**GIVEN DATA:**

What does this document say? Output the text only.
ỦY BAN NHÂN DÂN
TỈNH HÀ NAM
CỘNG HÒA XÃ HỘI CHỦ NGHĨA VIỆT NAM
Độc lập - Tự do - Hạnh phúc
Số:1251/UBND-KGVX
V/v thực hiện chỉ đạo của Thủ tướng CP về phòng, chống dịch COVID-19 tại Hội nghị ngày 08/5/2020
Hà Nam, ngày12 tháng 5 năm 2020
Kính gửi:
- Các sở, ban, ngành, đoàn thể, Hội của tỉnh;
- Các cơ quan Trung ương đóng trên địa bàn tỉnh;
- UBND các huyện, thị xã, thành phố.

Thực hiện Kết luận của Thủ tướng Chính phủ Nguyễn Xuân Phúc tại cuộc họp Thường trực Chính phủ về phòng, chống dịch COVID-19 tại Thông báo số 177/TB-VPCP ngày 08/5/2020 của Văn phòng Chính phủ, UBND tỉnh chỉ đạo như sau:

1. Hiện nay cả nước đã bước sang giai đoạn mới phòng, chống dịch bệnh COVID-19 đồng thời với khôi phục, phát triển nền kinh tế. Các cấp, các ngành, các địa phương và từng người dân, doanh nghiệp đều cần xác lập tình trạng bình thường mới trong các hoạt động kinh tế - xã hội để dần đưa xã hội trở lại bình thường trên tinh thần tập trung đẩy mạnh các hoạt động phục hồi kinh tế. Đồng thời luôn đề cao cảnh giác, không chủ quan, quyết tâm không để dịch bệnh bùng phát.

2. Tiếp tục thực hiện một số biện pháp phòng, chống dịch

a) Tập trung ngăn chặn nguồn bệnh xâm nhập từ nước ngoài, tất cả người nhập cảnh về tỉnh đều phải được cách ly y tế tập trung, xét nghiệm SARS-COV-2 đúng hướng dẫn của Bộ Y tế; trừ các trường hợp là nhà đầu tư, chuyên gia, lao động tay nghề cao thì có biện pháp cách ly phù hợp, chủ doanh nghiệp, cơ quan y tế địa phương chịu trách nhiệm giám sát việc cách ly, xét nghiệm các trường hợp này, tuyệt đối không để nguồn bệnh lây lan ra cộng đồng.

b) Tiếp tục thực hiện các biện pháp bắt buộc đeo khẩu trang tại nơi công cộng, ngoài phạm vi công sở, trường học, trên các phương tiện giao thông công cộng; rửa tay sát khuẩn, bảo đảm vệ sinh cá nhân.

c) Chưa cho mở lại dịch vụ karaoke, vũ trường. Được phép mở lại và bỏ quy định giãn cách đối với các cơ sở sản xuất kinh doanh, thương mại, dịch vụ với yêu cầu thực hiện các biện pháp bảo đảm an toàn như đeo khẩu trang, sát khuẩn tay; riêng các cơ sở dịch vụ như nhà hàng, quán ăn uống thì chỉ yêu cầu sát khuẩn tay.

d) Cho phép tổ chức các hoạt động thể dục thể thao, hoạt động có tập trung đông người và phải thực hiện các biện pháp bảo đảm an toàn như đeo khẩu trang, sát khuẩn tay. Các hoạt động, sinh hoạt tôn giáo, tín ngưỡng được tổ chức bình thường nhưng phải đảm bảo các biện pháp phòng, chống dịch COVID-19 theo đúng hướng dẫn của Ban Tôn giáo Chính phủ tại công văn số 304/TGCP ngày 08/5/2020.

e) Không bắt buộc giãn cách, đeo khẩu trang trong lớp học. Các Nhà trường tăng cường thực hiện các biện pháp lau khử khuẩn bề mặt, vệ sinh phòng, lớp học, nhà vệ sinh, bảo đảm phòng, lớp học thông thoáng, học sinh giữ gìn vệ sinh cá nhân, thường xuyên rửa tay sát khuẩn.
---
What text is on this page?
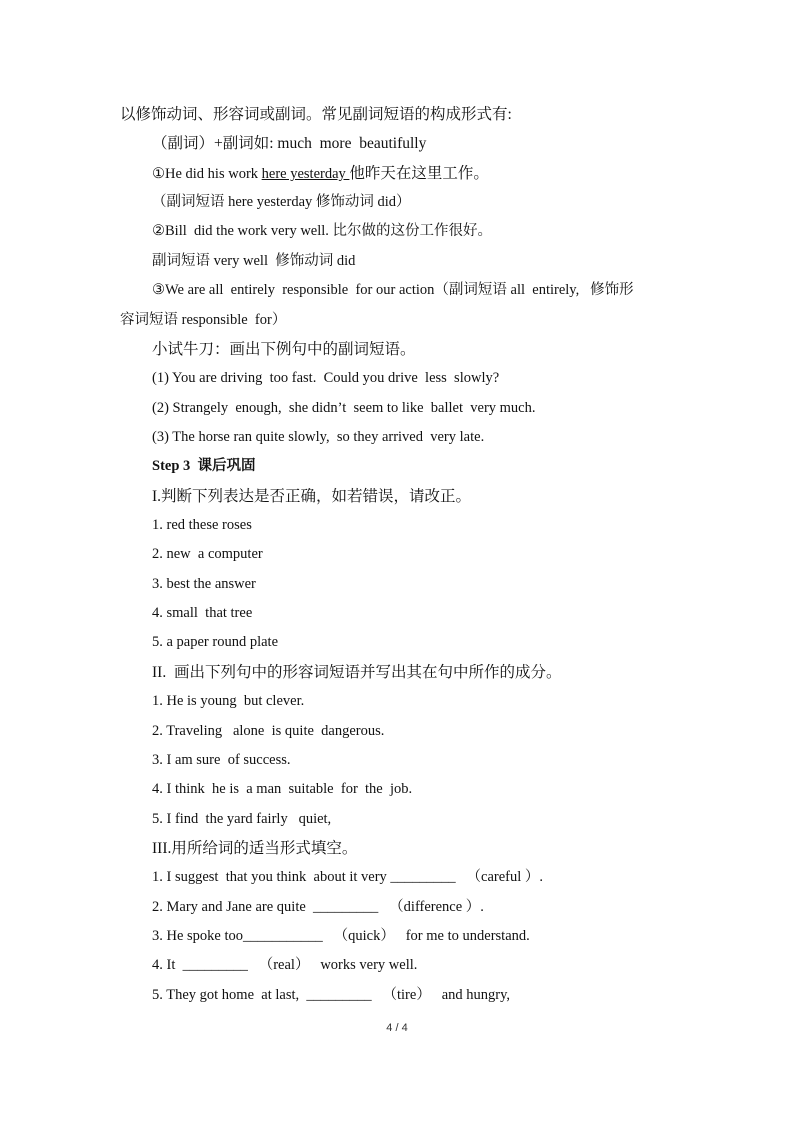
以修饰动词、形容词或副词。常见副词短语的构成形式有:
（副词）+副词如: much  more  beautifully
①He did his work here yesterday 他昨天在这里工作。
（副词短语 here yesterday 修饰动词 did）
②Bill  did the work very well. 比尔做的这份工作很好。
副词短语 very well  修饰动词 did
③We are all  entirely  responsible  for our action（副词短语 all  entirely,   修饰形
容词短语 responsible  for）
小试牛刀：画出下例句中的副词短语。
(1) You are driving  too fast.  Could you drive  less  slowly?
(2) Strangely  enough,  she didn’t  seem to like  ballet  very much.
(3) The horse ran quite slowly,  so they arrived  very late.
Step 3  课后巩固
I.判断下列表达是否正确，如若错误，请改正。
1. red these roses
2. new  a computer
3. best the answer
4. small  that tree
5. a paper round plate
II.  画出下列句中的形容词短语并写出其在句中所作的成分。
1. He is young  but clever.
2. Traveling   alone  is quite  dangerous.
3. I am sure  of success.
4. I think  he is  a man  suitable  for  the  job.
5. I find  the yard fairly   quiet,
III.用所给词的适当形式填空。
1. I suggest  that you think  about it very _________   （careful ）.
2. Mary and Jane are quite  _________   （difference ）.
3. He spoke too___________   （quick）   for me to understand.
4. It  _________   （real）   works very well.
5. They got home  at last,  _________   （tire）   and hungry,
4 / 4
...
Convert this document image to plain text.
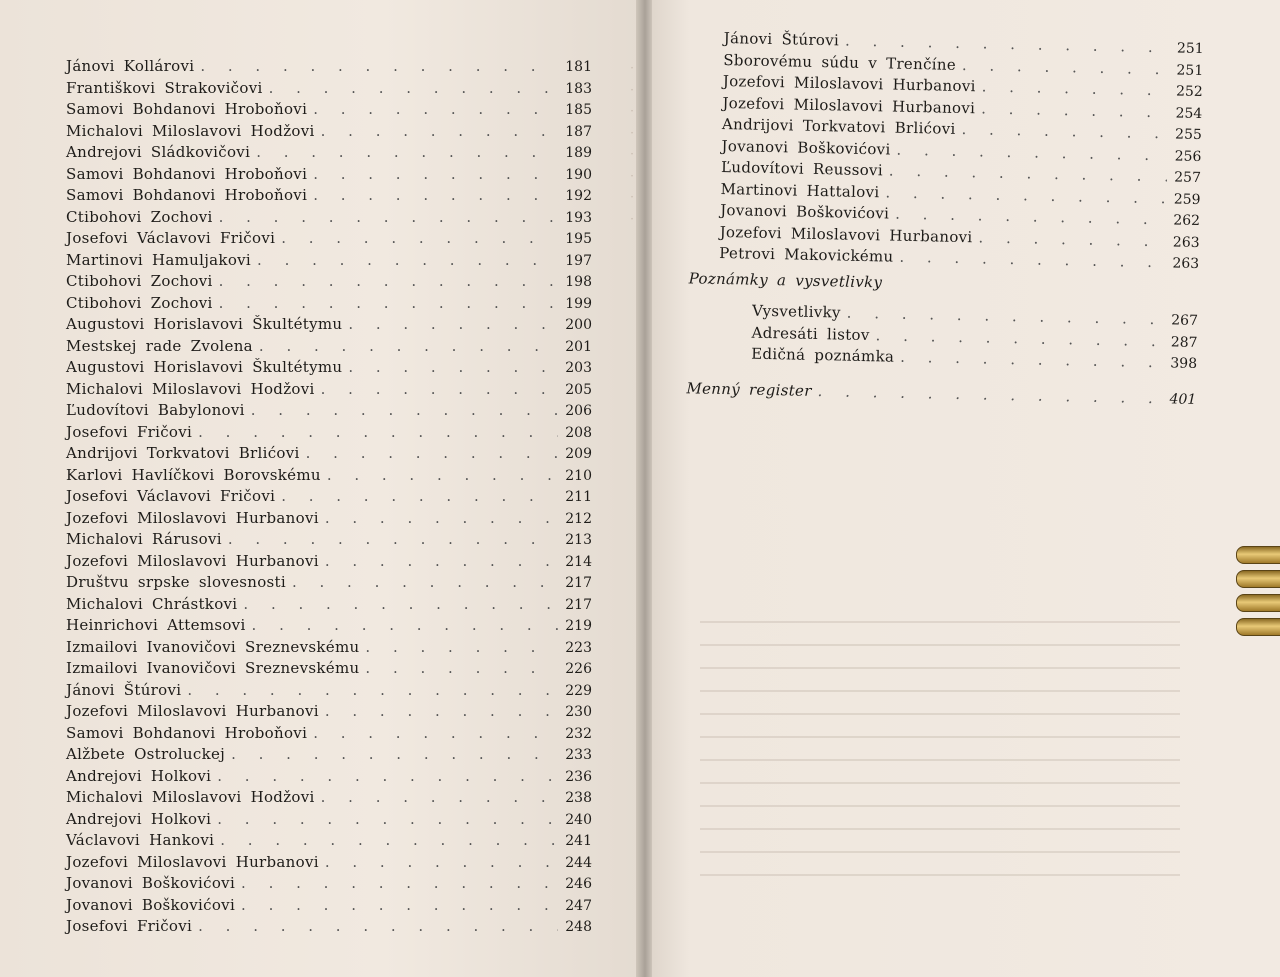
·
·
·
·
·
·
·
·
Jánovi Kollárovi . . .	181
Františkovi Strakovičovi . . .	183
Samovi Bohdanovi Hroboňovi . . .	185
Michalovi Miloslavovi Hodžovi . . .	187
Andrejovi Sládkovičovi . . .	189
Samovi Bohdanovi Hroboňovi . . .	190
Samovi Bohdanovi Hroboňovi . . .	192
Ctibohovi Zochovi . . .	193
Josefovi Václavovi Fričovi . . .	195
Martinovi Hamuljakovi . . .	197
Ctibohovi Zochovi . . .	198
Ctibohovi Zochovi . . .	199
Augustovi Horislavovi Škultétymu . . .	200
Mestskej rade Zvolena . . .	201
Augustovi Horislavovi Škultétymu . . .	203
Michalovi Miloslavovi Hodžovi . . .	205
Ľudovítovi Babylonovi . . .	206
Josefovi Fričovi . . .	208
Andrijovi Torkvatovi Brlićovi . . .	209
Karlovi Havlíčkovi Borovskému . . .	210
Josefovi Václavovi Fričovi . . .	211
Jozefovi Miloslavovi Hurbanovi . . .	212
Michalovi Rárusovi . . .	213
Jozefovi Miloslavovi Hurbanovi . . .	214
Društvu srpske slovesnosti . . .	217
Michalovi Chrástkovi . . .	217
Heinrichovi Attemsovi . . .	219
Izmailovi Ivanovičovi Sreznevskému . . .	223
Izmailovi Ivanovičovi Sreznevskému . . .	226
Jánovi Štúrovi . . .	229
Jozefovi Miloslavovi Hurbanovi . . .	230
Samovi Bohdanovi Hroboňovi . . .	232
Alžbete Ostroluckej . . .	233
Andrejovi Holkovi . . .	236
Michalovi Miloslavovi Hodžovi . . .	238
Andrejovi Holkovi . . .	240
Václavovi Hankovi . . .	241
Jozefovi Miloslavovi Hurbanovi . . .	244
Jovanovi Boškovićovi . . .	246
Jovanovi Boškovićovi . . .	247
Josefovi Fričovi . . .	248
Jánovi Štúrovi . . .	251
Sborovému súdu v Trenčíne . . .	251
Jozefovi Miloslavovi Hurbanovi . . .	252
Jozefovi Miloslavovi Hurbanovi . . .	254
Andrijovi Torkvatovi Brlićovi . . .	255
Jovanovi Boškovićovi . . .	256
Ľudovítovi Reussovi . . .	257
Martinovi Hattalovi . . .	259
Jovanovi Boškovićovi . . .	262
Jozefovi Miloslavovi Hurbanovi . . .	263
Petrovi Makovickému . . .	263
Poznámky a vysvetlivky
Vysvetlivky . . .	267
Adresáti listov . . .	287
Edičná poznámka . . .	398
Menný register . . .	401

**WHAT IS BEING ASKED:** Your answer should be a single number: the count of lines in the entries that contain the word "Michalovi".

**COMPLETE OUTPUT:** 5